Task instructions:
Repeat the stretch of lines from the one that contains "contour-label: 292 (311, 788, 367, 817)" through the one that contains "circulation-vector (533, 822, 541, 828)", both included.

(Stored items)
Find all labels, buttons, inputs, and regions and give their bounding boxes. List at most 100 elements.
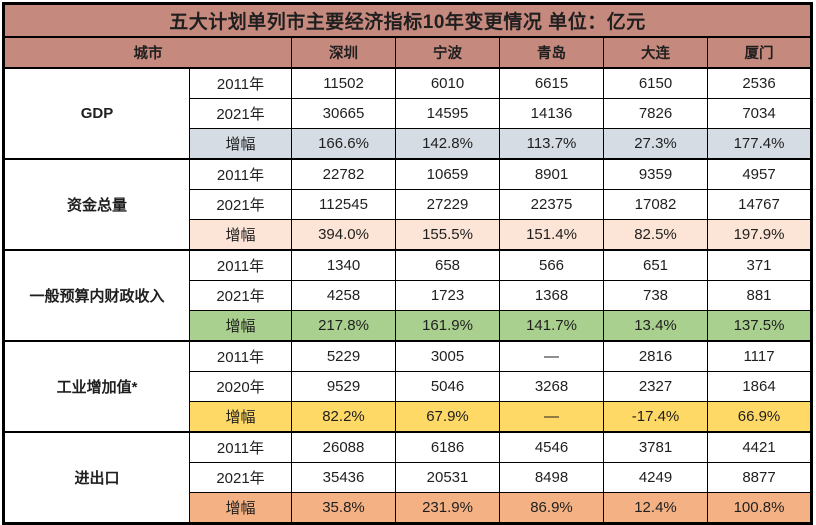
growth-value-cell: 137.5%	[706, 310, 813, 342]
value-cell: 22375	[499, 189, 604, 220]
value-cell: 1340	[291, 249, 396, 281]
value-cell: 6150	[603, 67, 708, 99]
growth-value-cell: 86.9%	[499, 492, 604, 524]
growth-value-cell: 217.8%	[291, 310, 396, 342]
value-cell: 6010	[395, 67, 500, 99]
table-row: 资金总量 2011年 22782 10659 8901 9359 4957	[3, 158, 813, 251]
growth-value-cell: 155.5%	[395, 219, 500, 251]
growth-value-cell: 82.2%	[291, 401, 396, 433]
value-cell: 4957	[706, 158, 813, 190]
value-cell: 35436	[291, 462, 396, 493]
growth-value-cell: 113.7%	[499, 128, 604, 160]
year-label-cell: 2021年	[189, 280, 292, 311]
growth-label-cell: 增幅	[189, 219, 292, 251]
value-cell: 5046	[395, 371, 500, 402]
year-label-cell: 2021年	[189, 98, 292, 129]
value-cell: 4421	[706, 431, 813, 463]
growth-value-cell: 166.6%	[291, 128, 396, 160]
value-cell: 8498	[499, 462, 604, 493]
value-cell: 5229	[291, 340, 396, 372]
table-row: 进出口 2011年 26088 6186 4546 3781 4421	[3, 431, 813, 524]
growth-value-cell: 27.3%	[603, 128, 708, 160]
growth-value-cell: 177.4%	[706, 128, 813, 160]
value-cell: 26088	[291, 431, 396, 463]
growth-value-cell: 161.9%	[395, 310, 500, 342]
value-cell: 7034	[706, 98, 813, 129]
growth-value-cell: 394.0%	[291, 219, 396, 251]
city-header-qingdao: 青岛	[499, 36, 604, 69]
value-cell: 14767	[706, 189, 813, 220]
value-cell: 2327	[603, 371, 708, 402]
value-cell: 3268	[499, 371, 604, 402]
value-cell: 4249	[603, 462, 708, 493]
value-cell: 371	[706, 249, 813, 281]
value-cell: 6615	[499, 67, 604, 99]
city-header-xiamen: 厦门	[706, 36, 813, 69]
year-label-cell: 2021年	[189, 189, 292, 220]
growth-value-cell: 35.8%	[291, 492, 396, 524]
table-row: 增幅 394.0% 155.5% 151.4% 82.5% 197.9%	[4, 219, 813, 251]
growth-value-cell: 67.9%	[395, 401, 500, 433]
value-cell: 2536	[706, 67, 813, 99]
table-row: 2021年 30665 14595 14136 7826 7034	[4, 98, 813, 129]
value-cell: 14136	[499, 98, 604, 129]
growth-label-cell: 增幅	[189, 310, 292, 342]
value-cell: 10659	[395, 158, 500, 190]
growth-value-cell: 151.4%	[499, 219, 604, 251]
value-cell: —	[499, 340, 604, 372]
value-cell: 9529	[291, 371, 396, 402]
growth-value-cell: 66.9%	[706, 401, 813, 433]
growth-value-cell: —	[499, 401, 604, 433]
growth-label-cell: 增幅	[189, 128, 292, 160]
table-row: 一般预算内财政收入 2011年 1340 658 566 651 371	[3, 249, 813, 342]
table-row: 2021年 35436 20531 8498 4249 8877	[4, 462, 813, 493]
value-cell: 651	[603, 249, 708, 281]
growth-value-cell: -17.4%	[603, 401, 708, 433]
value-cell: 27229	[395, 189, 500, 220]
value-cell: 3781	[603, 431, 708, 463]
indicator-cell: 一般预算内财政收入	[3, 249, 190, 342]
value-cell: 1368	[499, 280, 604, 311]
value-cell: 14595	[395, 98, 500, 129]
value-cell: 4546	[499, 431, 604, 463]
value-cell: 30665	[291, 98, 396, 129]
table-row: 2021年 4258 1723 1368 738 881	[4, 280, 813, 311]
city-header-ningbo: 宁波	[395, 36, 500, 69]
table-row: GDP 2011年 11502 6010 6615 6150 2536	[3, 67, 813, 160]
table-row: 工业增加值* 2011年 5229 3005—2816 1117	[3, 340, 813, 433]
value-cell: 881	[706, 280, 813, 311]
year-label-cell: 2020年	[189, 371, 292, 402]
table-row: 2021年 112545 27229 22375 17082 14767	[4, 189, 813, 220]
value-cell: 22782	[291, 158, 396, 190]
indicator-cell: 工业增加值*	[3, 340, 190, 433]
growth-value-cell: 82.5%	[603, 219, 708, 251]
growth-value-cell: 100.8%	[706, 492, 813, 524]
value-cell: 1117	[706, 340, 813, 372]
city-header-shenzhen: 深圳	[291, 36, 396, 69]
value-cell: 8877	[706, 462, 813, 493]
value-cell: 112545	[291, 189, 396, 220]
year-label-cell: 2011年	[189, 158, 292, 190]
value-cell: 11502	[291, 67, 396, 99]
value-cell: 1864	[706, 371, 813, 402]
year-label-cell: 2011年	[189, 67, 292, 99]
value-cell: 9359	[603, 158, 708, 190]
growth-value-cell: 197.9%	[706, 219, 813, 251]
corner-header-city: 城市	[3, 36, 292, 69]
header-row: 城市 深圳 宁波 青岛 大连 厦门	[3, 36, 813, 69]
value-cell: 738	[603, 280, 708, 311]
year-label-cell: 2011年	[189, 340, 292, 372]
city-header-dalian: 大连	[603, 36, 708, 69]
growth-label-cell: 增幅	[189, 492, 292, 524]
growth-value-cell: 231.9%	[395, 492, 500, 524]
table-row: 增幅 217.8% 161.9% 141.7% 13.4% 137.5%	[4, 310, 813, 342]
indicator-cell: 资金总量	[3, 158, 190, 251]
value-cell: 7826	[603, 98, 708, 129]
table-row: 增幅 166.6% 142.8% 113.7% 27.3% 177.4%	[4, 128, 813, 160]
value-cell: 6186	[395, 431, 500, 463]
growth-value-cell: 12.4%	[603, 492, 708, 524]
value-cell: 2816	[603, 340, 708, 372]
growth-value-cell: 13.4%	[603, 310, 708, 342]
table-title: 五大计划单列市主要经济指标10年变更情况 单位：亿元	[2, 3, 813, 38]
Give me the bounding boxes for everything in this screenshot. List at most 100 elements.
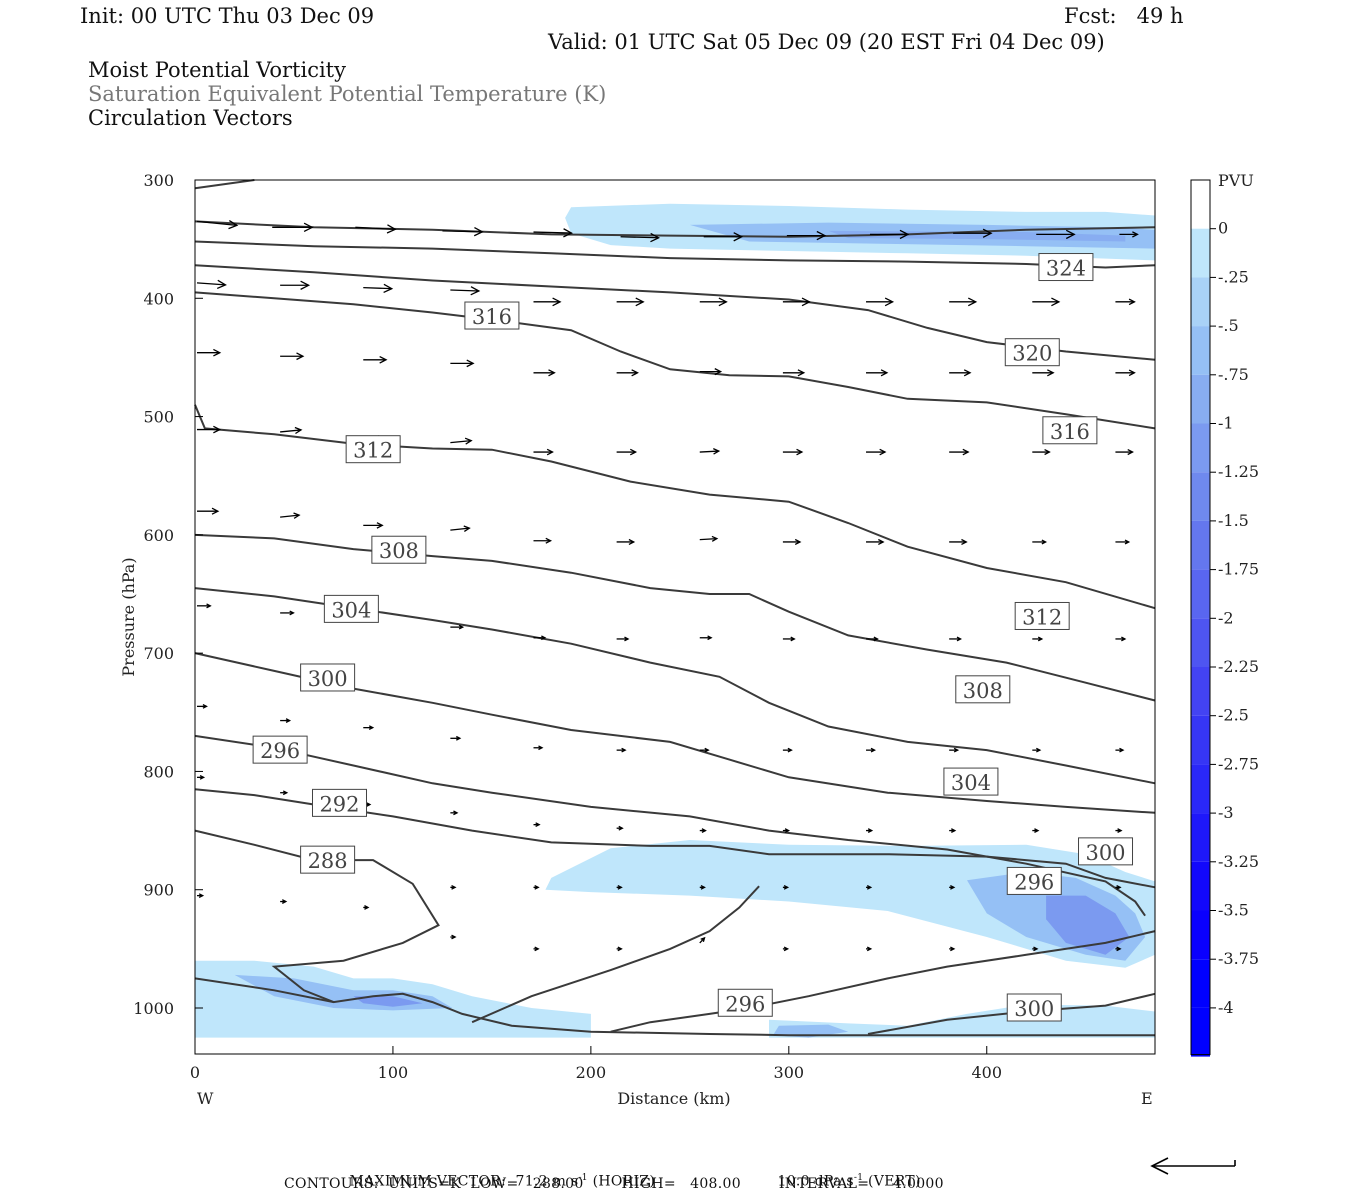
contour-label: 292 (311, 788, 367, 817)
contour-label: 300 (1006, 993, 1062, 1022)
max-vector-vert-unit: (VERT) (868, 1173, 921, 1190)
contour-line-296-4 (471, 885, 760, 1024)
colorbar-swatch (1191, 764, 1210, 814)
circulation-vector (197, 425, 222, 434)
colorbar-swatch (1191, 520, 1210, 570)
circulation-vector (533, 822, 541, 828)
contour-label: 308 (371, 535, 427, 564)
y-axis-label: Pressure (hPa) (119, 557, 138, 676)
svg-text:308: 308 (963, 679, 1003, 703)
colorbar-unit: PVU (1218, 171, 1254, 190)
circulation-vector (866, 369, 889, 377)
colorbar-level-label: 0 (1218, 219, 1228, 238)
circulation-vector (196, 219, 239, 230)
contour-label: 300 (300, 663, 356, 692)
circulation-vector (1115, 369, 1136, 377)
contour-line-316-10 (194, 291, 1156, 430)
circulation-vector (703, 232, 744, 242)
colorbar-level-label: -1.25 (1218, 462, 1259, 481)
max-vector-info: MAXIMUM VECTOR: 71.2 m s-1 (HORIZ) (340, 1157, 655, 1190)
x-axis-label: Distance (km) (617, 1089, 730, 1108)
circulation-vector (620, 232, 661, 243)
circulation-vector (363, 725, 375, 731)
circulation-vector (450, 810, 459, 816)
circulation-vector (280, 352, 305, 361)
circulation-vector (1032, 828, 1040, 833)
forecast-hour: Fcst: 49 h (1064, 4, 1184, 28)
circulation-vector (272, 222, 314, 232)
circulation-vector (363, 905, 370, 910)
colorbar-swatch (1191, 959, 1210, 1008)
colorbar-level-label: -2.25 (1218, 657, 1259, 676)
circulation-vector (782, 297, 811, 307)
svg-text:296: 296 (1014, 870, 1054, 894)
svg-text:304: 304 (331, 598, 371, 622)
colorbar-swatch (1191, 374, 1210, 424)
circulation-vector (699, 448, 721, 455)
contour-label: 304 (943, 767, 999, 796)
circulation-vector (949, 297, 978, 307)
circulation-vector (616, 946, 623, 952)
x-tick-label: 100 (378, 1063, 409, 1082)
circulation-vector (280, 899, 288, 904)
y-tick-label: 700 (143, 644, 174, 663)
circulation-vector (1119, 231, 1139, 238)
axis-layer: 0 100 200 300 400 300 400 500 600 700 800 900 1000 (133, 171, 1002, 1082)
circulation-vector (280, 718, 292, 723)
circulation-vector (1036, 229, 1076, 240)
circulation-vector (866, 538, 885, 545)
colorbar-swatch (1191, 715, 1210, 765)
svg-text:288: 288 (308, 849, 348, 873)
y-tick-label: 300 (143, 171, 174, 190)
circulation-vector (616, 884, 623, 890)
circulation-vector (949, 636, 962, 642)
circulation-vector (869, 229, 910, 240)
circulation-vector (1032, 297, 1061, 307)
max-vector-vert: 10.0 dPa s (777, 1173, 854, 1190)
colorbar-swatch (1191, 569, 1210, 619)
reference-vector-arrow (1150, 1157, 1236, 1175)
circulation-vector (197, 348, 222, 357)
contour-line-288-0 (194, 829, 440, 1004)
pv-shaded-region-5 (1046, 895, 1130, 955)
colorbar-level-label: -.5 (1218, 316, 1239, 335)
colorbar-level-label: -3.5 (1218, 901, 1249, 920)
circulation-vector (197, 603, 212, 609)
circulation-vector (616, 538, 636, 545)
svg-text:312: 312 (353, 439, 393, 463)
y-tick-label: 600 (143, 526, 174, 545)
colorbar-swatch (1191, 813, 1210, 862)
contour-info: CONTOURS: UNITS=K LOW= 288.00 HIGH= 408.… (284, 1176, 944, 1192)
circulation-vector (450, 735, 462, 741)
circulation-vector (949, 884, 956, 890)
contour-line-unlabeled-14 (194, 179, 255, 190)
circulation-vector (450, 624, 465, 630)
colorbar-swatch (1191, 667, 1210, 716)
circulation-vector (782, 884, 790, 890)
circulation-vector (1115, 747, 1125, 753)
circulation-vector (533, 297, 562, 307)
circulation-vector (533, 448, 554, 456)
circulation-vector (1032, 747, 1042, 753)
svg-text:296: 296 (260, 739, 300, 763)
svg-text:300: 300 (1085, 841, 1125, 865)
colorbar-swatch (1191, 910, 1210, 960)
circulation-vector (782, 538, 802, 545)
colorbar: 0 -.25 -.5 -.75 -1 -1.25 -1.5 -1.75 -2 -2.25 -2.5 -… (1190, 179, 1259, 1057)
contour-label: 296 (252, 735, 308, 764)
circulation-vector (616, 369, 639, 377)
circulation-vector (949, 369, 972, 377)
colorbar-level-label: -3.75 (1218, 949, 1259, 968)
contour-label: 300 (1078, 837, 1134, 866)
circulation-vector (699, 936, 706, 944)
svg-text:320: 320 (1012, 342, 1052, 366)
max-vector-horiz-unit: (HORIZ) (592, 1173, 656, 1190)
circulation-vector (1115, 884, 1122, 890)
x-end-label-east: E (1141, 1089, 1153, 1108)
plot-frame (194, 179, 1156, 1055)
circulation-vector (866, 636, 879, 642)
y-tick-label: 1000 (133, 999, 174, 1018)
circulation-vector (1032, 369, 1055, 377)
contour-line-312-9 (194, 404, 1156, 610)
circulation-vector (949, 538, 968, 545)
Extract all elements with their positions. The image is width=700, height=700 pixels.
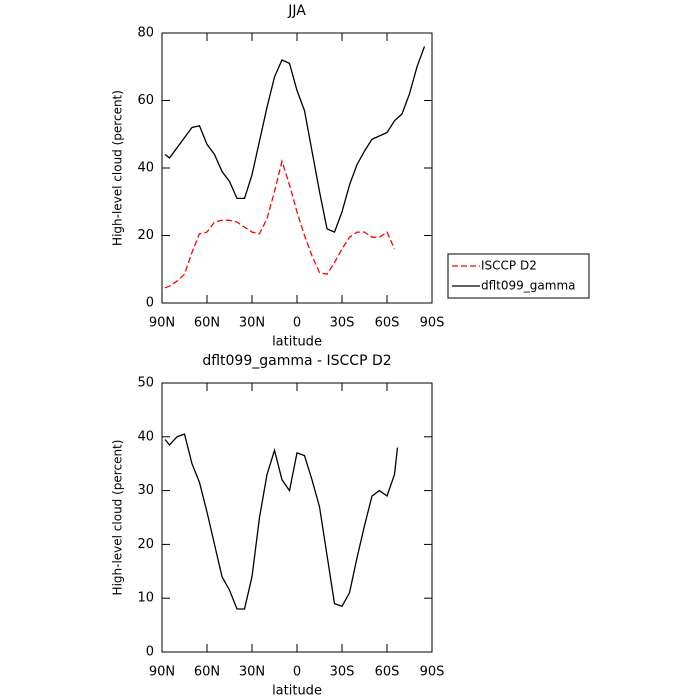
legend-label: ISCCP D2 [481, 259, 537, 273]
x-tick-label: 60S [375, 665, 400, 680]
x-tick-label: 60S [375, 316, 400, 331]
data-line [164, 46, 426, 233]
x-tick-label: 60N [194, 665, 220, 680]
plot-frame [161, 382, 433, 653]
x-tick-label: 0 [293, 665, 301, 680]
x-tick-label: 30S [330, 316, 355, 331]
x-tick-label: 30N [239, 316, 265, 331]
x-tick-label: 90S [420, 665, 445, 680]
legend-label: dflt099_gamma [481, 279, 576, 293]
x-tick-label: 90N [149, 665, 175, 680]
legend-box [447, 253, 590, 299]
y-tick-label: 30 [137, 483, 154, 498]
y-axis-label: High-level cloud (percent) [111, 90, 125, 246]
y-tick-label: 10 [137, 591, 154, 606]
chart-title: JJA [287, 3, 306, 19]
x-tick-label: 90S [420, 316, 445, 331]
y-tick-label: 60 [137, 93, 154, 108]
chart-title: dflt099_gamma - ISCCP D2 [202, 353, 391, 369]
y-tick-label: 80 [137, 26, 154, 41]
x-tick-label: 90N [149, 316, 175, 331]
data-line [164, 158, 396, 289]
y-tick-label: 20 [137, 537, 154, 552]
x-tick-label: 0 [293, 316, 301, 331]
y-axis-label: High-level cloud (percent) [111, 440, 125, 596]
data-line [164, 433, 399, 610]
y-tick-label: 0 [146, 296, 154, 311]
x-tick-label: 60N [194, 316, 220, 331]
x-axis-label: latitude [272, 684, 322, 699]
y-tick-label: 40 [137, 429, 154, 444]
x-tick-label: 30S [330, 665, 355, 680]
y-tick-label: 20 [137, 228, 154, 243]
y-tick-label: 40 [137, 161, 154, 176]
y-tick-label: 0 [146, 645, 154, 660]
x-tick-label: 30N [239, 665, 265, 680]
plot-frame [161, 32, 433, 304]
x-axis-label: latitude [272, 335, 322, 350]
y-tick-label: 50 [137, 376, 154, 391]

Exercise output:
contour-label: 292 (311, 788, 367, 817)
contour-label: 300 (1006, 993, 1062, 1022)
max-vector-vert-unit: (VERT) (868, 1173, 921, 1190)
contour-line-296-4 (471, 885, 760, 1024)
colorbar-swatch (1191, 764, 1210, 814)
circulation-vector (197, 425, 222, 434)
colorbar-swatch (1191, 520, 1210, 570)
circulation-vector (533, 822, 541, 828)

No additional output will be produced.